━━━ STORED RECORDS

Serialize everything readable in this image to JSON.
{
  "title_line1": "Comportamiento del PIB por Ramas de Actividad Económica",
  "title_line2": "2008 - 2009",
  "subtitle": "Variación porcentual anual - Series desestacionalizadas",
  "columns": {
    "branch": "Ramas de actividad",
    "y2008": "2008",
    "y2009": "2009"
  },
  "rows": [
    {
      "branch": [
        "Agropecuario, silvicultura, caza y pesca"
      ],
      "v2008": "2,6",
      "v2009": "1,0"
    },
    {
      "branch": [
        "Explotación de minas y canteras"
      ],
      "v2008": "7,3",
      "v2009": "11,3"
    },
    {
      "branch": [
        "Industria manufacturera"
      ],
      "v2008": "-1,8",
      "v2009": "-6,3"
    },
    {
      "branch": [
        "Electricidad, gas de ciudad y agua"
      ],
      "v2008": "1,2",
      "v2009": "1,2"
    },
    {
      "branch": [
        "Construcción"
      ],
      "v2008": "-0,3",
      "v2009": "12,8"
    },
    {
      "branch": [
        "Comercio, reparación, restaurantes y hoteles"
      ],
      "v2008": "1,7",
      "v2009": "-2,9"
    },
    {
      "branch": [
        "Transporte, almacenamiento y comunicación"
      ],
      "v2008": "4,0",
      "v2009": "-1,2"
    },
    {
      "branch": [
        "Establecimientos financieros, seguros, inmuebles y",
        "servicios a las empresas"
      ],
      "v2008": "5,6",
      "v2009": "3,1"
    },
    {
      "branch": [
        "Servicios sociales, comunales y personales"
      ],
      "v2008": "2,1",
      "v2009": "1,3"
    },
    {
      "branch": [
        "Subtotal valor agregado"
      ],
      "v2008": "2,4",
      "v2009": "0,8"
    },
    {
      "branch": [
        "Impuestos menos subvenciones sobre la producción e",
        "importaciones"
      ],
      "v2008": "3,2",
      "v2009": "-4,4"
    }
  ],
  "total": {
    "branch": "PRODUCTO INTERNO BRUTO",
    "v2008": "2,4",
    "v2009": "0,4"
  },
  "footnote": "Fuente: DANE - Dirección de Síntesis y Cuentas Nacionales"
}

━━━━━━

Make an exact copy of every entry.

Serialize everything readable in this image to JSON.
{
  "title_line1": "Comportamiento del PIB por Ramas de Actividad Económica",
  "title_line2": "2008 - 2009",
  "subtitle": "Variación porcentual anual - Series desestacionalizadas",
  "columns": {
    "branch": "Ramas de actividad",
    "y2008": "2008",
    "y2009": "2009"
  },
  "rows": [
    {
      "branch": [
        "Agropecuario, silvicultura, caza y pesca"
      ],
      "v2008": "2,6",
      "v2009": "1,0"
    },
    {
      "branch": [
        "Explotación de minas y canteras"
      ],
      "v2008": "7,3",
      "v2009": "11,3"
    },
    {
      "branch": [
        "Industria manufacturera"
      ],
      "v2008": "-1,8",
      "v2009": "-6,3"
    },
    {
      "branch": [
        "Electricidad, gas de ciudad y agua"
      ],
      "v2008": "1,2",
      "v2009": "1,2"
    },
    {
      "branch": [
        "Construcción"
      ],
      "v2008": "-0,3",
      "v2009": "12,8"
    },
    {
      "branch": [
        "Comercio, reparación, restaurantes y hoteles"
      ],
      "v2008": "1,7",
      "v2009": "-2,9"
    },
    {
      "branch": [
        "Transporte, almacenamiento y comunicación"
      ],
      "v2008": "4,0",
      "v2009": "-1,2"
    },
    {
      "branch": [
        "Establecimientos financieros, seguros, inmuebles y",
        "servicios a las empresas"
      ],
      "v2008": "5,6",
      "v2009": "3,1"
    },
    {
      "branch": [
        "Servicios sociales, comunales y personales"
      ],
      "v2008": "2,1",
      "v2009": "1,3"
    },
    {
      "branch": [
        "Subtotal valor agregado"
      ],
      "v2008": "2,4",
      "v2009": "0,8"
    },
    {
      "branch": [
        "Impuestos menos subvenciones sobre la producción e",
        "importaciones"
      ],
      "v2008": "3,2",
      "v2009": "-4,4"
    }
  ],
  "total": {
    "branch": "PRODUCTO INTERNO BRUTO",
    "v2008": "2,4",
    "v2009": "0,4"
  },
  "footnote": "Fuente: DANE - Dirección de Síntesis y Cuentas Nacionales"
}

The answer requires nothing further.